* [PROBLEM REQUIREMENTS]:
Quote all of the entries word for word.

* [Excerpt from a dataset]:

--- BEGIN ---

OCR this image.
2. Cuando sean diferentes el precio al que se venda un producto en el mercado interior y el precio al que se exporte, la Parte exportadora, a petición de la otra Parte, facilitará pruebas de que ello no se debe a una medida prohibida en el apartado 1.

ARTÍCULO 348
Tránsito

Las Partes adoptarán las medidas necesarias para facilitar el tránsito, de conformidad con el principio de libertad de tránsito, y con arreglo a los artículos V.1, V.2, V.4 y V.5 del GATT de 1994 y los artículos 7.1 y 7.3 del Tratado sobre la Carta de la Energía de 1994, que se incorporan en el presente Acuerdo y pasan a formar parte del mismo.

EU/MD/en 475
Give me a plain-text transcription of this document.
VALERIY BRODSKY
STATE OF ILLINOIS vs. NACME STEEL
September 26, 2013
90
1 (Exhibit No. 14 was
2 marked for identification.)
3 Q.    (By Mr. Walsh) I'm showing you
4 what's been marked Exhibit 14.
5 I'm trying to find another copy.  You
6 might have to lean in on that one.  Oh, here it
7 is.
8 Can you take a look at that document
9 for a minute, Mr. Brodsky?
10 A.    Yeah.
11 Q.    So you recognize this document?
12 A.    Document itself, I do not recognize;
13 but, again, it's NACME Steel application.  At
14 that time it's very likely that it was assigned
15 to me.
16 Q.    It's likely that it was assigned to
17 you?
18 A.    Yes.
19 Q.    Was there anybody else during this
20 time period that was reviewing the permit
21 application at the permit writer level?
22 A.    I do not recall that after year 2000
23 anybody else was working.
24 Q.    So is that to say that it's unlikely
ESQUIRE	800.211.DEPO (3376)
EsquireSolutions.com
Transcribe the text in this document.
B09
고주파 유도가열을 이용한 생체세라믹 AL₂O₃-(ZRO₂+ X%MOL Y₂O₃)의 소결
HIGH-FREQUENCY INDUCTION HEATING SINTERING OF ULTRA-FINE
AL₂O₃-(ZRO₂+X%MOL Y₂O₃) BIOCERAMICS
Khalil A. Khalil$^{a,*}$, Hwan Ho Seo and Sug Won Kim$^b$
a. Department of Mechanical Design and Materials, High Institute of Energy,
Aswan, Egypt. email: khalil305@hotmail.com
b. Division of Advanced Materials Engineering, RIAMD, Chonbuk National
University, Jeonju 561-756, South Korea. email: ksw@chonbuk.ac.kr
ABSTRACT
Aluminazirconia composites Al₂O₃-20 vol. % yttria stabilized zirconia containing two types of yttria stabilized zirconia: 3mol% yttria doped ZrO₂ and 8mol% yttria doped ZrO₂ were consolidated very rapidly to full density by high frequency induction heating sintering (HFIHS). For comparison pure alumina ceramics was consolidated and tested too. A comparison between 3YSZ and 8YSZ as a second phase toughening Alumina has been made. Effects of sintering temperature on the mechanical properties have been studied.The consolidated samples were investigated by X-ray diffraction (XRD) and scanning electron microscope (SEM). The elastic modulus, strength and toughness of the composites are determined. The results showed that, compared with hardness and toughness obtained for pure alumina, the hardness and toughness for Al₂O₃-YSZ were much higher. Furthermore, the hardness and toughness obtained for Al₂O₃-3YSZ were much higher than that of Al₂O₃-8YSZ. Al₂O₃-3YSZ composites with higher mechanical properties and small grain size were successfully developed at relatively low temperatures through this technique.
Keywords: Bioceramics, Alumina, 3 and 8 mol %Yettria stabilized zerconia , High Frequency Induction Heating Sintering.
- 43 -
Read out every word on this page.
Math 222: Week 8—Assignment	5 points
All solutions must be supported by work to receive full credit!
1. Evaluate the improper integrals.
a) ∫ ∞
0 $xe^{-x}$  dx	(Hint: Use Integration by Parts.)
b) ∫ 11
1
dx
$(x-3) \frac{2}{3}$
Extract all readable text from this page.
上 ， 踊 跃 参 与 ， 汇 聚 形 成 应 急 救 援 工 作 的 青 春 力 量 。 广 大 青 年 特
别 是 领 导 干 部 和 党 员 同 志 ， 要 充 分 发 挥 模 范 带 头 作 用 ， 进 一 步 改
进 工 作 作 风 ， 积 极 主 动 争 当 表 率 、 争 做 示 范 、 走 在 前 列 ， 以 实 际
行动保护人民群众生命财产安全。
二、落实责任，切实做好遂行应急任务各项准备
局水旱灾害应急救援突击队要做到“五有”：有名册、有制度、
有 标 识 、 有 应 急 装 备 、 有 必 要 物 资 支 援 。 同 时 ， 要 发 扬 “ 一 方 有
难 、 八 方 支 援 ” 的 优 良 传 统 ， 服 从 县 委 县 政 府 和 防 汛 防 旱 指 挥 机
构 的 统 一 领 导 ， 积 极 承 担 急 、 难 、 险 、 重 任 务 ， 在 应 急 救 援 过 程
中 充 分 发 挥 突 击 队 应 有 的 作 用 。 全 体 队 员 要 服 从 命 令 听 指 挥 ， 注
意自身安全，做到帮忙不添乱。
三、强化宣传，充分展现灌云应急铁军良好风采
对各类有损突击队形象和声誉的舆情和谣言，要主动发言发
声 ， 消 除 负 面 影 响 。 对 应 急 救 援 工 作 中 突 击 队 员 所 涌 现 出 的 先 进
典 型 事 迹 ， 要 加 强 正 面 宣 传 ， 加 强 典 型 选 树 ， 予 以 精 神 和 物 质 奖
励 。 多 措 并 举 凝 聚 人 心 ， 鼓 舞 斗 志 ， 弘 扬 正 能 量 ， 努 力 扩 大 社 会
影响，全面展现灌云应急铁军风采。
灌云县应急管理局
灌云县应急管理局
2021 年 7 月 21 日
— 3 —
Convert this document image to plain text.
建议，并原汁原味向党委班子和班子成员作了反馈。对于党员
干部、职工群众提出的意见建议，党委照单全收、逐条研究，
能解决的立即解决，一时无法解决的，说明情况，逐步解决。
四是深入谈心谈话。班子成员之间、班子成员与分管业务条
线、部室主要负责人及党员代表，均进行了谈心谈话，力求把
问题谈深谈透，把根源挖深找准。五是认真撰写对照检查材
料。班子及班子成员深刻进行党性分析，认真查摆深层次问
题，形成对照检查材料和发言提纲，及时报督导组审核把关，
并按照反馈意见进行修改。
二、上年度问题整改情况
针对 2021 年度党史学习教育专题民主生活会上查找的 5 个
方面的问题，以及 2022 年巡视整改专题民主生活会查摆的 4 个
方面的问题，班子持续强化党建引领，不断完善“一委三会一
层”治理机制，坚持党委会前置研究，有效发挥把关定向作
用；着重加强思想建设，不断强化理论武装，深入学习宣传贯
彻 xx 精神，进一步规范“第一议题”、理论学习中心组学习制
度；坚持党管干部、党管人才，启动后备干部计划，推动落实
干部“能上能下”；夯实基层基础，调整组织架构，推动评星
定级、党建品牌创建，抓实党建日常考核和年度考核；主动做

--- END ---

* [RESPONSE]:
OCR this image.
2. Cuando sean diferentes el precio al que se venda un producto en el mercado interior y el precio al que se exporte, la Parte exportadora, a petición de la otra Parte, facilitará pruebas de que ello no se debe a una medida prohibida en el apartado 1.

ARTÍCULO 348
Tránsito

Las Partes adoptarán las medidas necesarias para facilitar el tránsito, de conformidad con el principio de libertad de tránsito, y con arreglo a los artículos V.1, V.2, V.4 y V.5 del GATT de 1994 y los artículos 7.1 y 7.3 del Tratado sobre la Carta de la Energía de 1994, que se incorporan en el presente Acuerdo y pasan a formar parte del mismo.

EU/MD/en 475
Give me a plain-text transcription of this document.
VALERIY BRODSKY
STATE OF ILLINOIS vs. NACME STEEL
September 26, 2013
90
1 (Exhibit No. 14 was
2 marked for identification.)
3 Q.    (By Mr. Walsh) I'm showing you
4 what's been marked Exhibit 14.
5 I'm trying to find another copy.  You
6 might have to lean in on that one.  Oh, here it
7 is.
8 Can you take a look at that document
9 for a minute, Mr. Brodsky?
10 A.    Yeah.
11 Q.    So you recognize this document?
12 A.    Document itself, I do not recognize;
13 but, again, it's NACME Steel application.  At
14 that time it's very likely that it was assigned
15 to me.
16 Q.    It's likely that it was assigned to
17 you?
18 A.    Yes.
19 Q.    Was there anybody else during this
20 time period that was reviewing the permit
21 application at the permit writer level?
22 A.    I do not recall that after year 2000
23 anybody else was working.
24 Q.    So is that to say that it's unlikely
ESQUIRE	800.211.DEPO (3376)
EsquireSolutions.com
Transcribe the text in this document.
B09
고주파 유도가열을 이용한 생체세라믹 AL₂O₃-(ZRO₂+ X%MOL Y₂O₃)의 소결
HIGH-FREQUENCY INDUCTION HEATING SINTERING OF ULTRA-FINE
AL₂O₃-(ZRO₂+X%MOL Y₂O₃) BIOCERAMICS
Khalil A. Khalil$^{a,*}$, Hwan Ho Seo and Sug Won Kim$^b$
a. Department of Mechanical Design and Materials, High Institute of Energy,
Aswan, Egypt. email: khalil305@hotmail.com
b. Division of Advanced Materials Engineering, RIAMD, Chonbuk National
University, Jeonju 561-756, South Korea. email: ksw@chonbuk.ac.kr
ABSTRACT
Aluminazirconia composites Al₂O₃-20 vol. % yttria stabilized zirconia containing two types of yttria stabilized zirconia: 3mol% yttria doped ZrO₂ and 8mol% yttria doped ZrO₂ were consolidated very rapidly to full density by high frequency induction heating sintering (HFIHS). For comparison pure alumina ceramics was consolidated and tested too. A comparison between 3YSZ and 8YSZ as a second phase toughening Alumina has been made. Effects of sintering temperature on the mechanical properties have been studied.The consolidated samples were investigated by X-ray diffraction (XRD) and scanning electron microscope (SEM). The elastic modulus, strength and toughness of the composites are determined. The results showed that, compared with hardness and toughness obtained for pure alumina, the hardness and toughness for Al₂O₃-YSZ were much higher. Furthermore, the hardness and toughness obtained for Al₂O₃-3YSZ were much higher than that of Al₂O₃-8YSZ. Al₂O₃-3YSZ composites with higher mechanical properties and small grain size were successfully developed at relatively low temperatures through this technique.
Keywords: Bioceramics, Alumina, 3 and 8 mol %Yettria stabilized zerconia , High Frequency Induction Heating Sintering.
- 43 -
Read out every word on this page.
Math 222: Week 8—Assignment	5 points
All solutions must be supported by work to receive full credit!
1. Evaluate the improper integrals.
a) ∫ ∞
0 $xe^{-x}$  dx	(Hint: Use Integration by Parts.)
b) ∫ 11
1
dx
$(x-3) \frac{2}{3}$
Extract all readable text from this page.
上 ， 踊 跃 参 与 ， 汇 聚 形 成 应 急 救 援 工 作 的 青 春 力 量 。 广 大 青 年 特
别 是 领 导 干 部 和 党 员 同 志 ， 要 充 分 发 挥 模 范 带 头 作 用 ， 进 一 步 改
进 工 作 作 风 ， 积 极 主 动 争 当 表 率 、 争 做 示 范 、 走 在 前 列 ， 以 实 际
行动保护人民群众生命财产安全。
二、落实责任，切实做好遂行应急任务各项准备
局水旱灾害应急救援突击队要做到“五有”：有名册、有制度、
有 标 识 、 有 应 急 装 备 、 有 必 要 物 资 支 援 。 同 时 ， 要 发 扬 “ 一 方 有
难 、 八 方 支 援 ” 的 优 良 传 统 ， 服 从 县 委 县 政 府 和 防 汛 防 旱 指 挥 机
构 的 统 一 领 导 ， 积 极 承 担 急 、 难 、 险 、 重 任 务 ， 在 应 急 救 援 过 程
中 充 分 发 挥 突 击 队 应 有 的 作 用 。 全 体 队 员 要 服 从 命 令 听 指 挥 ， 注
意自身安全，做到帮忙不添乱。
三、强化宣传，充分展现灌云应急铁军良好风采
对各类有损突击队形象和声誉的舆情和谣言，要主动发言发
声 ， 消 除 负 面 影 响 。 对 应 急 救 援 工 作 中 突 击 队 员 所 涌 现 出 的 先 进
典 型 事 迹 ， 要 加 强 正 面 宣 传 ， 加 强 典 型 选 树 ， 予 以 精 神 和 物 质 奖
励 。 多 措 并 举 凝 聚 人 心 ， 鼓 舞 斗 志 ， 弘 扬 正 能 量 ， 努 力 扩 大 社 会
影响，全面展现灌云应急铁军风采。
灌云县应急管理局
灌云县应急管理局
2021 年 7 月 21 日
— 3 —
Convert this document image to plain text.
建议，并原汁原味向党委班子和班子成员作了反馈。对于党员
干部、职工群众提出的意见建议，党委照单全收、逐条研究，
能解决的立即解决，一时无法解决的，说明情况，逐步解决。
四是深入谈心谈话。班子成员之间、班子成员与分管业务条
线、部室主要负责人及党员代表，均进行了谈心谈话，力求把
问题谈深谈透，把根源挖深找准。五是认真撰写对照检查材
料。班子及班子成员深刻进行党性分析，认真查摆深层次问
题，形成对照检查材料和发言提纲，及时报督导组审核把关，
并按照反馈意见进行修改。
二、上年度问题整改情况
针对 2021 年度党史学习教育专题民主生活会上查找的 5 个
方面的问题，以及 2022 年巡视整改专题民主生活会查摆的 4 个
方面的问题，班子持续强化党建引领，不断完善“一委三会一
层”治理机制，坚持党委会前置研究，有效发挥把关定向作
用；着重加强思想建设，不断强化理论武装，深入学习宣传贯
彻 xx 精神，进一步规范“第一议题”、理论学习中心组学习制
度；坚持党管干部、党管人才，启动后备干部计划，推动落实
干部“能上能下”；夯实基层基础，调整组织架构，推动评星
定级、党建品牌创建，抓实党建日常考核和年度考核；主动做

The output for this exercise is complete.